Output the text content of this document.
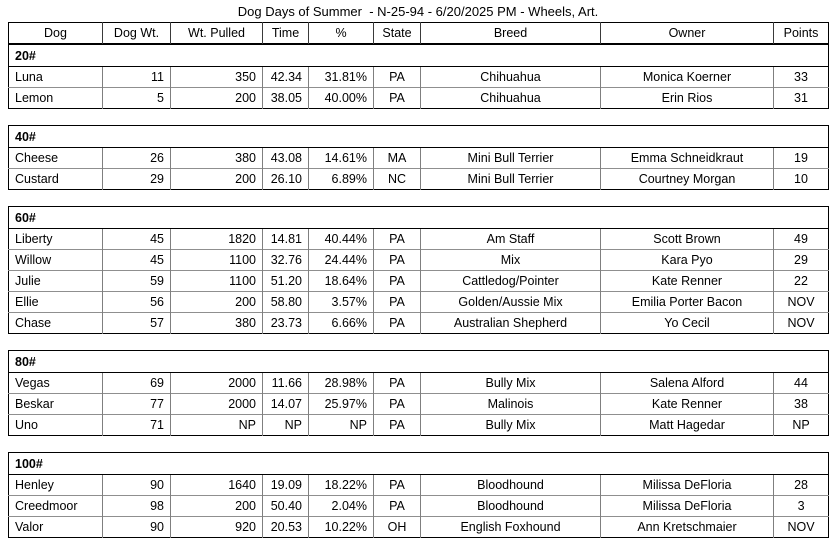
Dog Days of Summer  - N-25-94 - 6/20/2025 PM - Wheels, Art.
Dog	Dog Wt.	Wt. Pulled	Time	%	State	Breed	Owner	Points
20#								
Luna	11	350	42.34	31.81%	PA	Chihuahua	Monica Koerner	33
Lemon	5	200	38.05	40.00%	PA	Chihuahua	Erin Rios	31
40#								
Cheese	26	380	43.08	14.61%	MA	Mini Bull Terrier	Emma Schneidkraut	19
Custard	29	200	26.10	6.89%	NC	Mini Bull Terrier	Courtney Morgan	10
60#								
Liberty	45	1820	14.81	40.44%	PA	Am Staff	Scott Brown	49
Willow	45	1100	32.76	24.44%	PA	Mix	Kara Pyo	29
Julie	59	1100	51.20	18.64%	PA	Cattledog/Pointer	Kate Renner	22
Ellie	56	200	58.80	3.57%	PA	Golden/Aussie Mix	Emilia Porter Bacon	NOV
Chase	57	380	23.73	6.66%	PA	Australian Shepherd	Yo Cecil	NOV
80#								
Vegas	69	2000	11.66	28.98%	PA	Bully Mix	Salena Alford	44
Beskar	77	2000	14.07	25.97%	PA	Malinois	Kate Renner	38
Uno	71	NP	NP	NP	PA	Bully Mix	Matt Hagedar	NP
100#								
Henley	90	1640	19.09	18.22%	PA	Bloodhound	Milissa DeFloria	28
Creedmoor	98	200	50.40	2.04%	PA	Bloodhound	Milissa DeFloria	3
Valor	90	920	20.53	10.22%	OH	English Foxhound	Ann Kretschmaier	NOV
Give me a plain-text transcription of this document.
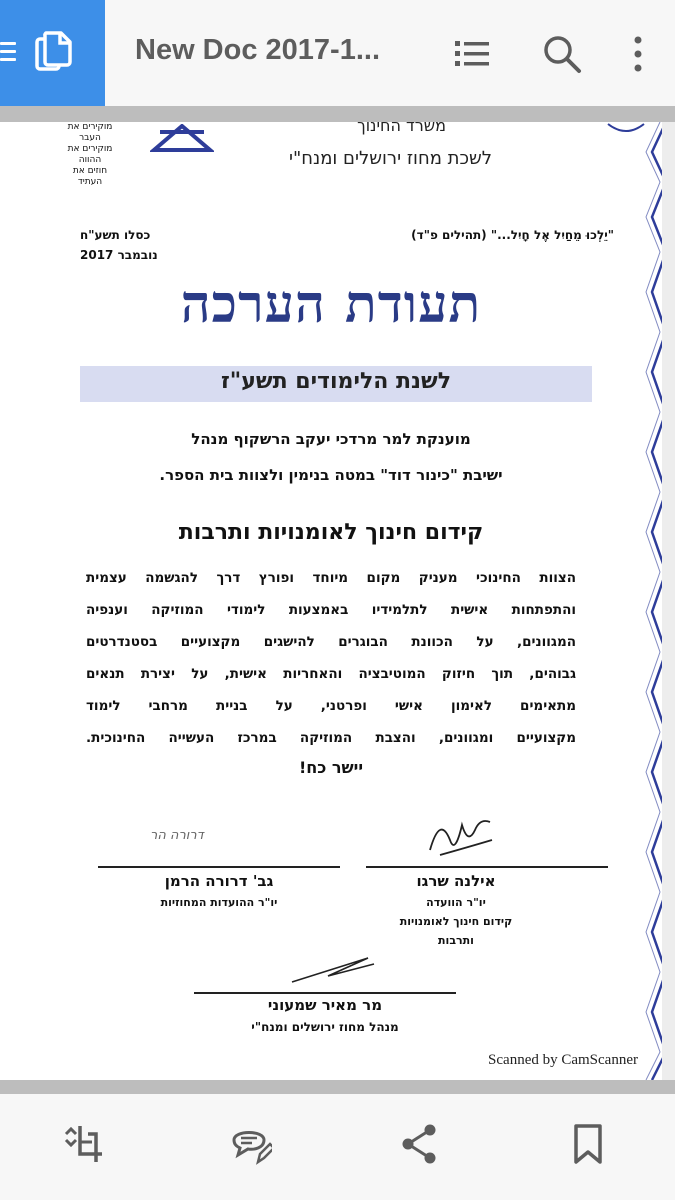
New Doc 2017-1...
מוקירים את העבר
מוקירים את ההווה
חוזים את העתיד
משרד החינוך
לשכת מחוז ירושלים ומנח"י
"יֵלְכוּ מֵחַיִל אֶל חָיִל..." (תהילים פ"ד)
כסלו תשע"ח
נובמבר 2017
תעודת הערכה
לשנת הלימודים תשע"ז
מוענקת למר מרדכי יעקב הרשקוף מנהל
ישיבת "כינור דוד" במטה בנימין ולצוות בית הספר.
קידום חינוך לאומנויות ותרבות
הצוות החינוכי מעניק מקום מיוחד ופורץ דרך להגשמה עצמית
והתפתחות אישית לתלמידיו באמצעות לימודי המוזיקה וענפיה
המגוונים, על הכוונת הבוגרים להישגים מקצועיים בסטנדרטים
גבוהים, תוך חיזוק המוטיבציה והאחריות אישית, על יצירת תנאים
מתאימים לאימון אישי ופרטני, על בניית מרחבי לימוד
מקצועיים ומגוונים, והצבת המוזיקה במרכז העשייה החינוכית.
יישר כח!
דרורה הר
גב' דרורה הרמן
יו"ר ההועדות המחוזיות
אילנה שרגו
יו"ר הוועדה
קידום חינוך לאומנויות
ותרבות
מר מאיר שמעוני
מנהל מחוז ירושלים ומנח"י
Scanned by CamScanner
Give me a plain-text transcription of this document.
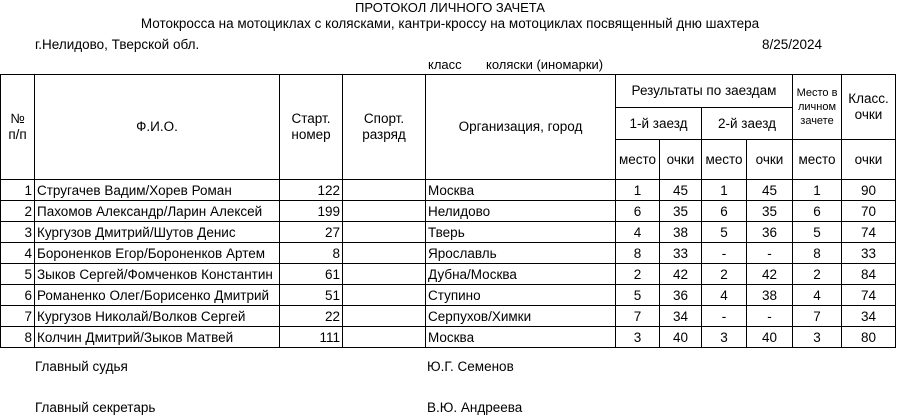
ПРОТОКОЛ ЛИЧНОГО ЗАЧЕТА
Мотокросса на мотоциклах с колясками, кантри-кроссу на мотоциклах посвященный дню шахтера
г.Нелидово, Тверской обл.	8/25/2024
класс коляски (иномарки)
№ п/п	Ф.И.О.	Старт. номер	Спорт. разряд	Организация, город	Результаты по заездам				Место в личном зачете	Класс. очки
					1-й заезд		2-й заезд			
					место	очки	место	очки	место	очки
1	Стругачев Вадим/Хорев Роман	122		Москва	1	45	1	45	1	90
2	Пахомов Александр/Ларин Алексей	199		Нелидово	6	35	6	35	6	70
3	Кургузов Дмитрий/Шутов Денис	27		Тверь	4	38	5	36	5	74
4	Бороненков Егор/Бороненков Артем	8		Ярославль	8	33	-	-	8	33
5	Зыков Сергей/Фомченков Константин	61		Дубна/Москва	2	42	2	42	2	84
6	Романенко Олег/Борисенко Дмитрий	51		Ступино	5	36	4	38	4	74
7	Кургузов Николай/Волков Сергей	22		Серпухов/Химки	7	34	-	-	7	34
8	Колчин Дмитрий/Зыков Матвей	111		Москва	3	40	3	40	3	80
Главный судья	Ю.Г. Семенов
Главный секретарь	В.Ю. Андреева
******************************
◆ **Written instruction**:
Reproduce all of the data exactly; the pictures do not belong in the copy.

◆ **Complete output**:
Output the text content of this document.
Dog Days of Summer  - N-25-94 - 6/20/2025 PM - Wheels, Art.
Dog	Dog Wt.	Wt. Pulled	Time	%	State	Breed	Owner	Points
20#								
Luna	11	350	42.34	31.81%	PA	Chihuahua	Monica Koerner	33
Lemon	5	200	38.05	40.00%	PA	Chihuahua	Erin Rios	31
40#								
Cheese	26	380	43.08	14.61%	MA	Mini Bull Terrier	Emma Schneidkraut	19
Custard	29	200	26.10	6.89%	NC	Mini Bull Terrier	Courtney Morgan	10
60#								
Liberty	45	1820	14.81	40.44%	PA	Am Staff	Scott Brown	49
Willow	45	1100	32.76	24.44%	PA	Mix	Kara Pyo	29
Julie	59	1100	51.20	18.64%	PA	Cattledog/Pointer	Kate Renner	22
Ellie	56	200	58.80	3.57%	PA	Golden/Aussie Mix	Emilia Porter Bacon	NOV
Chase	57	380	23.73	6.66%	PA	Australian Shepherd	Yo Cecil	NOV
80#								
Vegas	69	2000	11.66	28.98%	PA	Bully Mix	Salena Alford	44
Beskar	77	2000	14.07	25.97%	PA	Malinois	Kate Renner	38
Uno	71	NP	NP	NP	PA	Bully Mix	Matt Hagedar	NP
100#								
Henley	90	1640	19.09	18.22%	PA	Bloodhound	Milissa DeFloria	28
Creedmoor	98	200	50.40	2.04%	PA	Bloodhound	Milissa DeFloria	3
Valor	90	920	20.53	10.22%	OH	English Foxhound	Ann Kretschmaier	NOV
Give me a plain-text transcription of this document.
New Doc 2017-1...
מוקירים את העבר
מוקירים את ההווה
חוזים את העתיד
משרד החינוך
לשכת מחוז ירושלים ומנח"י
"יֵלְכוּ מֵחַיִל אֶל חָיִל..." (תהילים פ"ד)
כסלו תשע"ח
נובמבר 2017
תעודת הערכה
לשנת הלימודים תשע"ז
מוענקת למר מרדכי יעקב הרשקוף מנהל
ישיבת "כינור דוד" במטה בנימין ולצוות בית הספר.
קידום חינוך לאומנויות ותרבות
הצוות החינוכי מעניק מקום מיוחד ופורץ דרך להגשמה עצמית
והתפתחות אישית לתלמידיו באמצעות לימודי המוזיקה וענפיה
המגוונים, על הכוונת הבוגרים להישגים מקצועיים בסטנדרטים
גבוהים, תוך חיזוק המוטיבציה והאחריות אישית, על יצירת תנאים
מתאימים לאימון אישי ופרטני, על בניית מרחבי לימוד
מקצועיים ומגוונים, והצבת המוזיקה במרכז העשייה החינוכית.
יישר כח!
דרורה הר
גב' דרורה הרמן
יו"ר ההועדות המחוזיות
אילנה שרגו
יו"ר הוועדה
קידום חינוך לאומנויות
ותרבות
מר מאיר שמעוני
מנהל מחוז ירושלים ומנח"י
Scanned by CamScanner
Give me a plain-text transcription of this document.
ПРОТОКОЛ ЛИЧНОГО ЗАЧЕТА
Мотокросса на мотоциклах с колясками, кантри-кроссу на мотоциклах посвященный дню шахтера
г.Нелидово, Тверской обл.	8/25/2024
класс коляски (иномарки)
№ п/п	Ф.И.О.	Старт. номер	Спорт. разряд	Организация, город	Результаты по заездам				Место в личном зачете	Класс. очки
					1-й заезд		2-й заезд			
					место	очки	место	очки	место	очки
1	Стругачев Вадим/Хорев Роман	122		Москва	1	45	1	45	1	90
2	Пахомов Александр/Ларин Алексей	199		Нелидово	6	35	6	35	6	70
3	Кургузов Дмитрий/Шутов Денис	27		Тверь	4	38	5	36	5	74
4	Бороненков Егор/Бороненков Артем	8		Ярославль	8	33	-	-	8	33
5	Зыков Сергей/Фомченков Константин	61		Дубна/Москва	2	42	2	42	2	84
6	Романенко Олег/Борисенко Дмитрий	51		Ступино	5	36	4	38	4	74
7	Кургузов Николай/Волков Сергей	22		Серпухов/Химки	7	34	-	-	7	34
8	Колчин Дмитрий/Зыков Матвей	111		Москва	3	40	3	40	3	80
Главный судья	Ю.Г. Семенов
Главный секретарь	В.Ю. Андреева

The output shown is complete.